Written task =
Copy out all of the material below word for word, leaving out the pictures.

..........

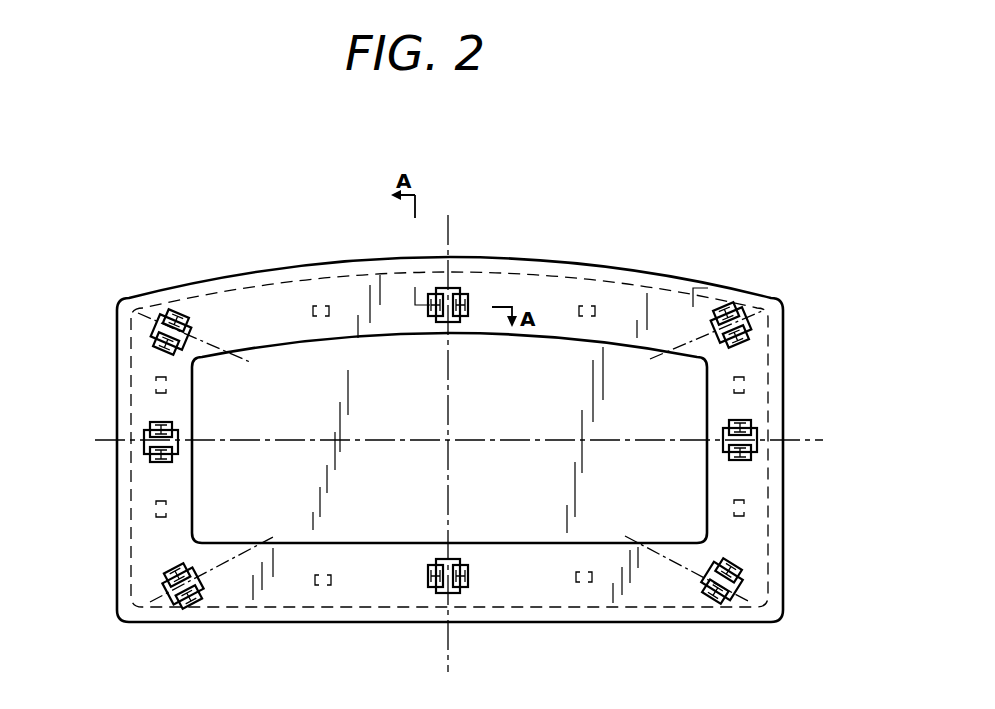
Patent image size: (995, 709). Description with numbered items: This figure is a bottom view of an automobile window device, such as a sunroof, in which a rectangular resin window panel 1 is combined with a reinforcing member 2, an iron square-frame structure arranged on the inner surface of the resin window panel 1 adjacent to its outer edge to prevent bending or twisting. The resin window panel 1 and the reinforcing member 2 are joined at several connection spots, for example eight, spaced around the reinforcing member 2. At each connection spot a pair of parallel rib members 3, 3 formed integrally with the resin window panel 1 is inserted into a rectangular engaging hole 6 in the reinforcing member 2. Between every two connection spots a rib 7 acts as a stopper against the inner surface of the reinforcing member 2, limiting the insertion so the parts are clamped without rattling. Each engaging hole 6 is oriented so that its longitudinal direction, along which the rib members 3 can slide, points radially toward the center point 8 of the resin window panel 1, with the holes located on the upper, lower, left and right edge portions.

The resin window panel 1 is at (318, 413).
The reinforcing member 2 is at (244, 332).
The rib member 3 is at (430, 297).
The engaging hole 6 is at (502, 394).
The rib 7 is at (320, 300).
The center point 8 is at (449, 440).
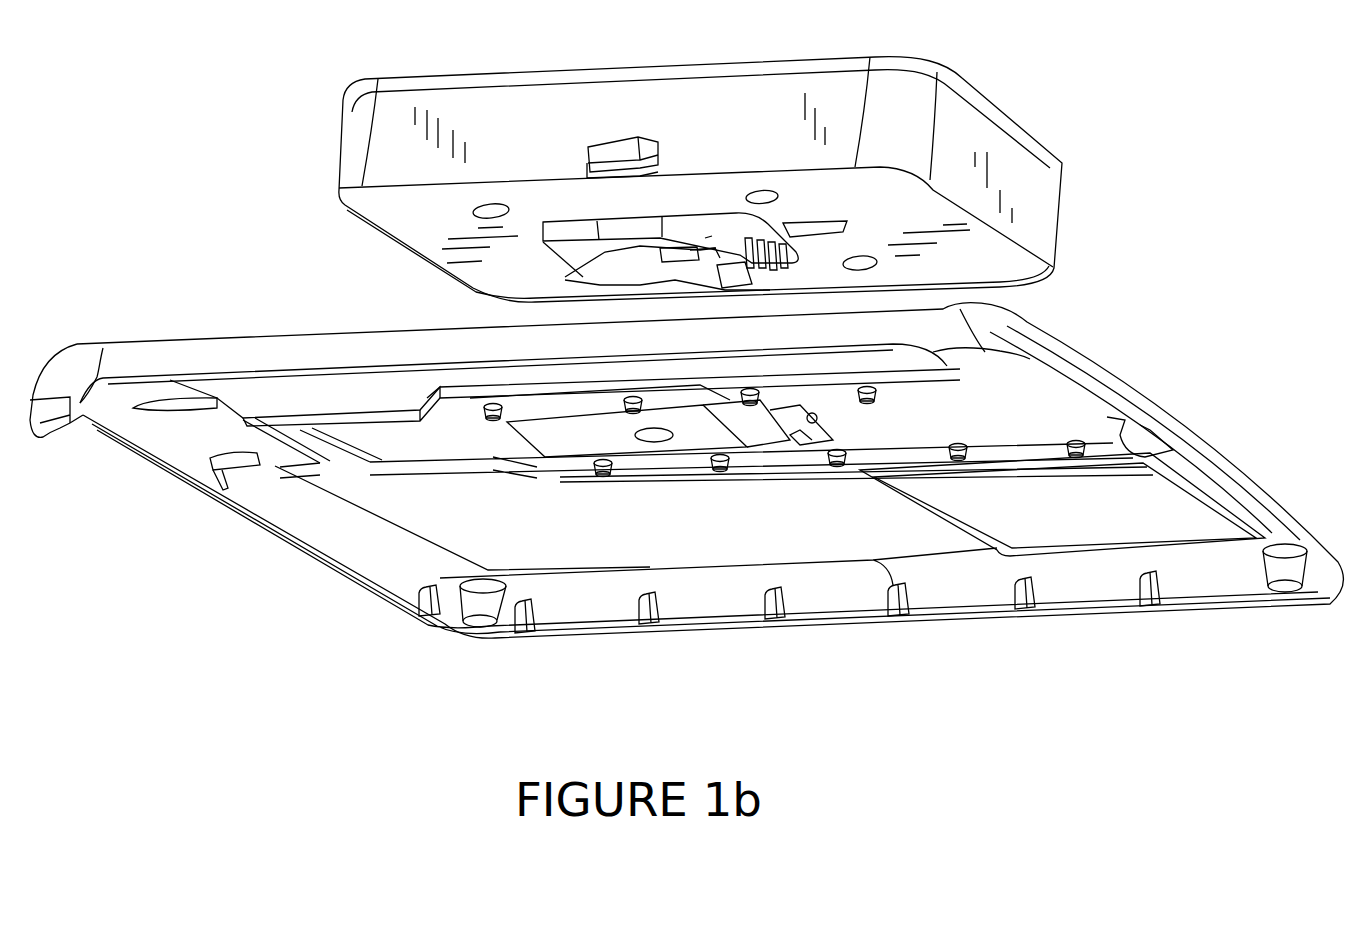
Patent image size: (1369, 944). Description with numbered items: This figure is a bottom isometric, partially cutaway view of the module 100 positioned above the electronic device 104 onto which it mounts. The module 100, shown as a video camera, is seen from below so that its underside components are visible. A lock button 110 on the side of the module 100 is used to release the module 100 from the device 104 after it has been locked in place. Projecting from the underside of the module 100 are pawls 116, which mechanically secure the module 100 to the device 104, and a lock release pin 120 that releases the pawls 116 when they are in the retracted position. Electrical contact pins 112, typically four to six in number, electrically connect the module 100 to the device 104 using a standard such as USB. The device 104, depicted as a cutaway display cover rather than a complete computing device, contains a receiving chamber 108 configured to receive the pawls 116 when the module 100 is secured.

..........

Worked answer =
Patent image size: (995, 709). Description with numbered items: This figure is a bottom view of an automobile window device, such as a sunroof, in which a rectangular resin window panel 1 is combined with a reinforcing member 2, an iron square-frame structure arranged on the inner surface of the resin window panel 1 adjacent to its outer edge to prevent bending or twisting. The resin window panel 1 and the reinforcing member 2 are joined at several connection spots, for example eight, spaced around the reinforcing member 2. At each connection spot a pair of parallel rib members 3, 3 formed integrally with the resin window panel 1 is inserted into a rectangular engaging hole 6 in the reinforcing member 2. Between every two connection spots a rib 7 acts as a stopper against the inner surface of the reinforcing member 2, limiting the insertion so the parts are clamped without rattling. Each engaging hole 6 is oriented so that its longitudinal direction, along which the rib members 3 can slide, points radially toward the center point 8 of the resin window panel 1, with the holes located on the upper, lower, left and right edge portions.

The resin window panel 1 is at (318, 413).
The reinforcing member 2 is at (244, 332).
The rib member 3 is at (430, 297).
The engaging hole 6 is at (502, 394).
The rib 7 is at (320, 300).
The center point 8 is at (449, 440).
Patent image size: (1369, 944). Description with numbered items: This figure is a bottom isometric, partially cutaway view of the module 100 positioned above the electronic device 104 onto which it mounts. The module 100, shown as a video camera, is seen from below so that its underside components are visible. A lock button 110 on the side of the module 100 is used to release the module 100 from the device 104 after it has been locked in place. Projecting from the underside of the module 100 are pawls 116, which mechanically secure the module 100 to the device 104, and a lock release pin 120 that releases the pawls 116 when they are in the retracted position. Electrical contact pins 112, typically four to six in number, electrically connect the module 100 to the device 104 using a standard such as USB. The device 104, depicted as a cutaway display cover rather than a complete computing device, contains a receiving chamber 108 configured to receive the pawls 116 when the module 100 is secured.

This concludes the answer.